[Document]
>> Start

##Q7. Collaborative Filtering (Streaming Distributed Stochastic Gradient Descent for Matrix Factorization)



Imports

In [0]:
# Necessary Libraries
import scipy.sparse as sparse
import scipy.stats as stats
import numpy as np
import threading
import random

Function 1: Creating Rating Matrix Randomly 

In [0]:
# Creating the Rating Matrix that has values of rating between 0 to 9
def create_Rating_matrix(numUsers, numMovies):
  np.random.seed(42)
  A = sparse.random(numUsers, numMovies, density=0.3)*10    # Sparse rating matrix of 10 X 10
  A = np.floor(A.toarray())                    # to make values of ratings between 0 to 9
  return A                                    # returning the rating matrix

Function 2: Extracting list of tuples (i,j,Rij) from the Rating Matrix R

In [0]:
# Function that makes a list of tuples (i,j,Rij) from the rating matrix R 
def listOfTuples(R):
  list1 = []
  cnt = 0
  for i in range(len(R)):     # iterating through all rows in R
    for j in range(len(R[0])):   # iterating through all columns in R
      if(R[i][j]!=0):      # Rij not equal to zero for training purpose
        list1.append((i,j,R[i][j]))   # adding tuples (i,j,Rij) where i-> user id and j -> movie id
        cnt = cnt + 1
  print('No.  of non-zeros:',cnt) 
  return list1  # returning the list of tuples

Function 3: Generator Function

In [0]:
# Generator function yielding tuples (i,j,Rij) for streaming purposes
def myGeneratorfun():
    counter=0
    random.shuffle(list1) # randomly shuffling the list of tuples (i,j,Rij)
    for chunk in list1:
        counter=counter+1
        yield (chunk)

Function 4: To check whether the Block is locked or not

In [0]:
# Functions to check whether a block is locked or not
def check_block(block, rows, cols):
  if(any(block[0]==i for i in rows) or any(block[1]==i for i in cols) ):     # if block[0] = block row number is in block rows list OR if block[1] = block column number is in block columns list then return false 
    return False  # Block is locked
  else:
    return True  # Block is unlocked
    
def check_block2(block, rows, cols):
  if(any(block[0]==i for i in rows) and any(block[1]==i for i in cols) ):   # if block[0] = block row number is in block rows list and if block[1] = block column number is in block columns list then return false 
    return False  # Block is locked
  else:
    return True  # Block is unlocked

Function 5: Find block number (p,q) of the tuple (i,j,Rij)

In [0]:
#Function that computes the block number (p,q) of the tuple (i,j, Rij)
def find_block(list1, u, m, d):
  index1 = u/d    # NUmber of users in one block
  index2 = m/d   # number of movies in one block
  p = np.floor(list1[0]/index1)    # Block row p
  q = np.floor(list1[1]/index2)    # Block col q
  return p,q

Thread Class for Worker

In [0]:
# Thread Class
class myThread (threading.Thread):

    # Init Method of thread class  (Worker)
   def __init__(self, threadID, name):
      threading.Thread.__init__(self) 
      self.threadID = threadID     # setting the TheadId for accessing ID of different worker
      self.name = name              # setting the thread name

   # Implementation of WORKER FUNCTION
   def run(self):   
      #print("Starting ", self.name, " ", self.threadID)

>> End

[Set exercise 1] Transcribe the part of the collaborative filtering notebook that begins at the words "Function 1: Creating" and ends after the words "np.random.seed(42)".

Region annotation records

>> Start

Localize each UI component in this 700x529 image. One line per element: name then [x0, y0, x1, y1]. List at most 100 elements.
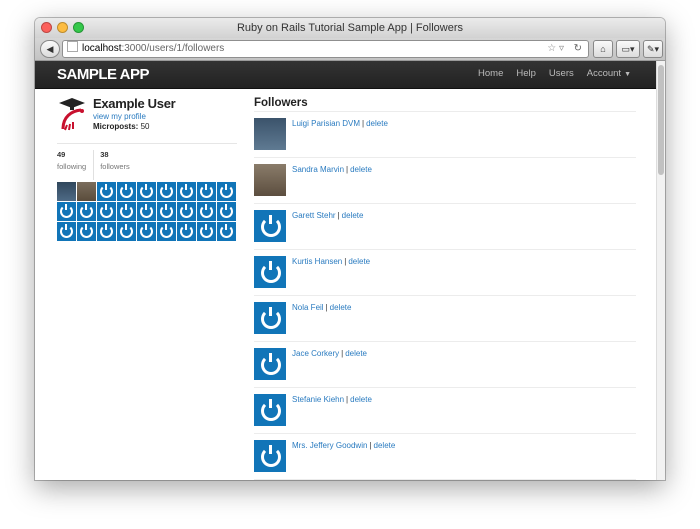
power-icon [180, 204, 193, 218]
follower-name-link[interactable]: Jace Corkery [292, 349, 339, 358]
follower-entry: Sandra Marvin | delete [292, 165, 372, 174]
follower-name-link[interactable]: Stefanie Kiehn [292, 395, 344, 404]
follower-avatar[interactable] [254, 302, 286, 334]
followers-list-section: Followers Luigi Parisian DVM | delete Sandr… [254, 97, 636, 480]
follower-name-link[interactable]: Kurtis Hansen [292, 257, 342, 266]
follower-thumb-avatar[interactable] [157, 182, 176, 201]
follower-thumb-avatar[interactable] [57, 202, 76, 221]
follower-thumb-avatar[interactable] [97, 182, 116, 201]
site-logo[interactable]: SAMPLE APP [57, 66, 149, 83]
follower-thumb-avatar[interactable] [117, 182, 136, 201]
separator: | [325, 303, 328, 312]
follower-thumb-avatar[interactable] [137, 222, 156, 241]
list-item: Jace Corkery | delete [254, 343, 636, 388]
follower-thumb-avatar[interactable] [57, 222, 76, 241]
follower-thumb-avatar[interactable] [177, 202, 196, 221]
follower-avatar[interactable] [254, 256, 286, 288]
follower-thumb-avatar[interactable] [137, 182, 156, 201]
browser-window: Ruby on Rails Tutorial Sample App | Foll… [35, 18, 665, 480]
extensions-button[interactable]: ✎▾ [643, 40, 663, 58]
vertical-scrollbar[interactable] [656, 61, 665, 480]
follower-thumb-avatar[interactable] [197, 182, 216, 201]
follower-name-link[interactable]: Luigi Parisian DVM [292, 119, 360, 128]
list-item: Sandra Marvin | delete [254, 159, 636, 204]
address-bar[interactable]: localhost:3000/users/1/followers ☆ ▿ ↻ [62, 40, 589, 58]
follower-thumb-avatar[interactable] [97, 222, 116, 241]
view-profile-link[interactable]: view my profile [93, 112, 146, 121]
follower-name-link[interactable]: Mrs. Jeffery Goodwin [292, 441, 367, 450]
follower-entry: Luigi Parisian DVM | delete [292, 119, 388, 128]
delete-link[interactable]: delete [348, 257, 370, 266]
power-icon [220, 224, 233, 238]
follower-thumb-avatar[interactable] [217, 222, 236, 241]
nav-users-link[interactable]: Users [549, 68, 574, 79]
back-button[interactable]: ◀ [40, 40, 60, 58]
power-icon [140, 224, 153, 238]
delete-link[interactable]: delete [330, 303, 352, 312]
home-button[interactable]: ⌂ [593, 40, 613, 58]
follower-avatar[interactable] [254, 164, 286, 196]
follower-name-link[interactable]: Sandra Marvin [292, 165, 344, 174]
rails-gravatar-icon [59, 98, 85, 131]
follower-name-link[interactable]: Nola Feil [292, 303, 324, 312]
follower-thumb-avatar[interactable] [177, 182, 196, 201]
follower-thumb-avatar[interactable] [157, 222, 176, 241]
power-icon [200, 184, 213, 198]
separator: | [337, 211, 340, 220]
tab-view-button[interactable]: ▭▾ [616, 40, 640, 58]
power-icon [120, 224, 133, 238]
followers-stat[interactable]: 38 followers [100, 150, 137, 180]
followers-count: 38 [100, 150, 109, 159]
power-icon [80, 224, 93, 238]
power-icon [120, 184, 133, 198]
follower-thumb-avatar[interactable] [97, 202, 116, 221]
power-icon [180, 184, 193, 198]
nav-account-dropdown[interactable]: Account ▼ [587, 68, 631, 79]
follower-thumb-avatar[interactable] [157, 202, 176, 221]
follower-avatar[interactable] [254, 348, 286, 380]
reload-icon[interactable]: ↻ [574, 41, 582, 57]
following-count: 49 [57, 150, 66, 159]
follower-thumb-avatar[interactable] [77, 202, 96, 221]
user-stats: 49 following 38 followers [57, 143, 237, 180]
follower-thumb-avatar[interactable] [197, 222, 216, 241]
delete-link[interactable]: delete [366, 119, 388, 128]
site-navbar: SAMPLE APP Home Help Users Account ▼ [35, 61, 657, 89]
title-bar: Ruby on Rails Tutorial Sample App | Foll… [35, 18, 665, 38]
delete-link[interactable]: delete [342, 211, 364, 220]
delete-link[interactable]: delete [374, 441, 396, 450]
follower-avatar[interactable] [254, 440, 286, 472]
follower-thumb-avatar[interactable] [217, 202, 236, 221]
follower-avatar[interactable] [254, 210, 286, 242]
follower-name-link[interactable]: Garett Stehr [292, 211, 336, 220]
power-icon [160, 204, 173, 218]
follower-avatar[interactable] [254, 394, 286, 426]
power-icon [200, 204, 213, 218]
following-stat[interactable]: 49 following [57, 150, 95, 180]
follower-thumb-avatar[interactable] [217, 182, 236, 201]
follower-thumb-avatar[interactable] [77, 182, 96, 201]
follower-entry: Kurtis Hansen | delete [292, 257, 370, 266]
delete-link[interactable]: delete [350, 395, 372, 404]
follower-entry: Stefanie Kiehn | delete [292, 395, 372, 404]
separator: | [346, 395, 349, 404]
follower-thumb-avatar[interactable] [57, 182, 76, 201]
scroll-thumb[interactable] [658, 65, 664, 175]
nav-help-link[interactable]: Help [516, 68, 536, 79]
follower-thumb-avatar[interactable] [197, 202, 216, 221]
power-icon [261, 261, 281, 283]
delete-link[interactable]: delete [350, 165, 372, 174]
follower-thumb-avatar[interactable] [137, 202, 156, 221]
follower-thumb-avatar[interactable] [117, 222, 136, 241]
window-title: Ruby on Rails Tutorial Sample App | Foll… [236, 22, 463, 34]
follower-avatar[interactable] [254, 118, 286, 150]
user-info: Example User view my profile Microposts:… [57, 96, 237, 137]
nav-home-link[interactable]: Home [478, 68, 503, 79]
follower-thumb-avatar[interactable] [177, 222, 196, 241]
bookmark-star-icon[interactable]: ☆ ▿ [547, 41, 564, 57]
delete-link[interactable]: delete [345, 349, 367, 358]
follower-thumb-avatar[interactable] [117, 202, 136, 221]
power-icon [220, 184, 233, 198]
url-host: localhost [82, 43, 122, 54]
follower-thumb-avatar[interactable] [77, 222, 96, 241]
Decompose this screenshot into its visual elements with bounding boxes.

>> End

[Set exercise 2] Please rewrite the records beginning at the line that has "power-icon [180, 204, 193, 218]" and stopping after the line that has "extensions-button[interactable]: ✎▾ [643, 40, 663, 58]", with every "follower-thumb-avatar" changed to "follower-mini-avatar" and nothing else altered.

[Task answer 1]
Function 1: Creating Rating Matrix Randomly 

In [0]:
# Creating the Rating Matrix that has values of rating between 0 to 9
def create_Rating_matrix(numUsers, numMovies):
  np.random.seed(42)

[Task answer 2]
power-icon [180, 204, 193, 218]
follower-name-link[interactable]: Jace Corkery [292, 349, 339, 358]
follower-entry: Sandra Marvin | delete [292, 165, 372, 174]
follower-name-link[interactable]: Stefanie Kiehn [292, 395, 344, 404]
follower-avatar[interactable] [254, 302, 286, 334]
followers-list-section: Followers Luigi Parisian DVM | delete Sandr… [254, 97, 636, 480]
follower-name-link[interactable]: Kurtis Hansen [292, 257, 342, 266]
follower-mini-avatar[interactable] [157, 182, 176, 201]
follower-mini-avatar[interactable] [57, 202, 76, 221]
follower-mini-avatar[interactable] [97, 182, 116, 201]
site-logo[interactable]: SAMPLE APP [57, 66, 149, 83]
follower-mini-avatar[interactable] [117, 182, 136, 201]
separator: | [325, 303, 328, 312]
follower-mini-avatar[interactable] [137, 222, 156, 241]
list-item: Jace Corkery | delete [254, 343, 636, 388]
follower-mini-avatar[interactable] [57, 222, 76, 241]
follower-mini-avatar[interactable] [177, 202, 196, 221]
follower-avatar[interactable] [254, 256, 286, 288]
follower-mini-avatar[interactable] [137, 182, 156, 201]
browser-window: Ruby on Rails Tutorial Sample App | Foll… [35, 18, 665, 480]
extensions-button[interactable]: ✎▾ [643, 40, 663, 58]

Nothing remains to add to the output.